• [Do this]
Will you give the material below again, every line exactly as it is?

• [Listed records]
════════

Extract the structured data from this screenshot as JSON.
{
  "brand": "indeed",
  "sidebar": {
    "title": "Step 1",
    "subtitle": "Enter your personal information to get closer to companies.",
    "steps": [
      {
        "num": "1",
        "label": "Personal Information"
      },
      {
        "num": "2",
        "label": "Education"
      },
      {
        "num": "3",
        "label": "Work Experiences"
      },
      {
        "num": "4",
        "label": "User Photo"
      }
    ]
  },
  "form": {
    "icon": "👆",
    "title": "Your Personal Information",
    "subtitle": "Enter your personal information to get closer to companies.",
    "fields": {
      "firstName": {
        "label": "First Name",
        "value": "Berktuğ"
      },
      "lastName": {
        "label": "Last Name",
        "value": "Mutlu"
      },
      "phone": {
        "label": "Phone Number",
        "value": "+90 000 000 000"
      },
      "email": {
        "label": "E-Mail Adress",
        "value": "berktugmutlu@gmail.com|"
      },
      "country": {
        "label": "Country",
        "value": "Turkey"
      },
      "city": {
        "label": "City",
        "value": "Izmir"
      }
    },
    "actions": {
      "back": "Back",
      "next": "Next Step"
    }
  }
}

════════

• [Written solution]
Extract the structured data from this screenshot as JSON.
{
  "brand": "indeed",
  "sidebar": {
    "title": "Step 1",
    "subtitle": "Enter your personal information to get closer to companies.",
    "steps": [
      {
        "num": "1",
        "label": "Personal Information"
      },
      {
        "num": "2",
        "label": "Education"
      },
      {
        "num": "3",
        "label": "Work Experiences"
      },
      {
        "num": "4",
        "label": "User Photo"
      }
    ]
  },
  "form": {
    "icon": "👆",
    "title": "Your Personal Information",
    "subtitle": "Enter your personal information to get closer to companies.",
    "fields": {
      "firstName": {
        "label": "First Name",
        "value": "Berktuğ"
      },
      "lastName": {
        "label": "Last Name",
        "value": "Mutlu"
      },
      "phone": {
        "label": "Phone Number",
        "value": "+90 000 000 000"
      },
      "email": {
        "label": "E-Mail Adress",
        "value": "berktugmutlu@gmail.com|"
      },
      "country": {
        "label": "Country",
        "value": "Turkey"
      },
      "city": {
        "label": "City",
        "value": "Izmir"
      }
    },
    "actions": {
      "back": "Back",
      "next": "Next Step"
    }
  }
}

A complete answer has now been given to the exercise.